### SET EXERCISE
Identify, in the records below, every line where the string "shown" appears, and copy each such line.

### DATA ENTRIES
--- BEGIN ---

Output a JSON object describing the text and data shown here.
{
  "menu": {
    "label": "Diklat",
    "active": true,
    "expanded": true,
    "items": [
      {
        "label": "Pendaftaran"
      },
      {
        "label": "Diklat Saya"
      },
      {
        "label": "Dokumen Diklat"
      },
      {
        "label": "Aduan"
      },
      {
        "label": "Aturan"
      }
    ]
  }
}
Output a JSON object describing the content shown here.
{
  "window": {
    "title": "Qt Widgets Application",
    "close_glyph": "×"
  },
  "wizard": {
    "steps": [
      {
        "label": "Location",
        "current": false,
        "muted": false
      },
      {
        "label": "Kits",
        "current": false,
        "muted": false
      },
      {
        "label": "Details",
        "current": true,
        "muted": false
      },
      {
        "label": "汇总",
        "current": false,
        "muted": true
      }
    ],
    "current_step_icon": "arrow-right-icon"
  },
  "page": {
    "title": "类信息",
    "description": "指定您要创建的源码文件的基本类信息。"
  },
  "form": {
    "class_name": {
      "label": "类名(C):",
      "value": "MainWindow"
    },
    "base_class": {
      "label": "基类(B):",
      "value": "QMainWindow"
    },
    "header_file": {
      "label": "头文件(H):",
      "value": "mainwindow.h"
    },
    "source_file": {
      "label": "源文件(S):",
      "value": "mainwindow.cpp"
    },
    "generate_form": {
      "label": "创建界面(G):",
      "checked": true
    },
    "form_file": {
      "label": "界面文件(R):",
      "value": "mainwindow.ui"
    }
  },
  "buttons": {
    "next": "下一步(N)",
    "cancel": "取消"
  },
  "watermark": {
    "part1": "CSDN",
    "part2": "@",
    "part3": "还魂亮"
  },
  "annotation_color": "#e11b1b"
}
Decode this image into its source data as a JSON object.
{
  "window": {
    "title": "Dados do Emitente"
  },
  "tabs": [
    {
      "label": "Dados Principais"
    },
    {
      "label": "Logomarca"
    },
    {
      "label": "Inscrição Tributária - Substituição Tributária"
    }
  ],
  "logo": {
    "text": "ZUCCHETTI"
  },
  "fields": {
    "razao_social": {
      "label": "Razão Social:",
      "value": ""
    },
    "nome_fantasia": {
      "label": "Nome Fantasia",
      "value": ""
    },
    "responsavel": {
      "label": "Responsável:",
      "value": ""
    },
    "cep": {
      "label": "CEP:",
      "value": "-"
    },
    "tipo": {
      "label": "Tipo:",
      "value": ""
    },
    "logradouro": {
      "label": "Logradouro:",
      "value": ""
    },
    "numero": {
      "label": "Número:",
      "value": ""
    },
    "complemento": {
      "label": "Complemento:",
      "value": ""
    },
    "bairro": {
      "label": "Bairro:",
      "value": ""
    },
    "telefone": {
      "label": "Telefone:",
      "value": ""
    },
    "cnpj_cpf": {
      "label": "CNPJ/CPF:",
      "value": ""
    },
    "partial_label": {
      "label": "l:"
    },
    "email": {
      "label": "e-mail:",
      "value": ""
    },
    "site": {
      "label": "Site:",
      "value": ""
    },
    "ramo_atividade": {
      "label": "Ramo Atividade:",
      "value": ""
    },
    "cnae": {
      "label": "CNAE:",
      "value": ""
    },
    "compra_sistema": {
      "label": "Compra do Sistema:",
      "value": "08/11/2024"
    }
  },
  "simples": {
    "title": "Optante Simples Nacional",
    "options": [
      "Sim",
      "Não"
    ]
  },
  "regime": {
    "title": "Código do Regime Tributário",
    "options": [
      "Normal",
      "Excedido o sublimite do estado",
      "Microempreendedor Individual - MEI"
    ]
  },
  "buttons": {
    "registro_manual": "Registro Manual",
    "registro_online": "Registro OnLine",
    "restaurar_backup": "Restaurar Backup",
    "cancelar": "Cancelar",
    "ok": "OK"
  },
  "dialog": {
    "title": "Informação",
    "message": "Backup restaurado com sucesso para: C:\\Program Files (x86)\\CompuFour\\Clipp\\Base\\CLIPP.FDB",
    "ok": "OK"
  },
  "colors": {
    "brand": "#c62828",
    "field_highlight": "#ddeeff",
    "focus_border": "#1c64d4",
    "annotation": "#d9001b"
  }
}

--- END ---

### EXERCISE RESPONSE
Output a JSON object describing the text and data shown here.
Output a JSON object describing the content shown here.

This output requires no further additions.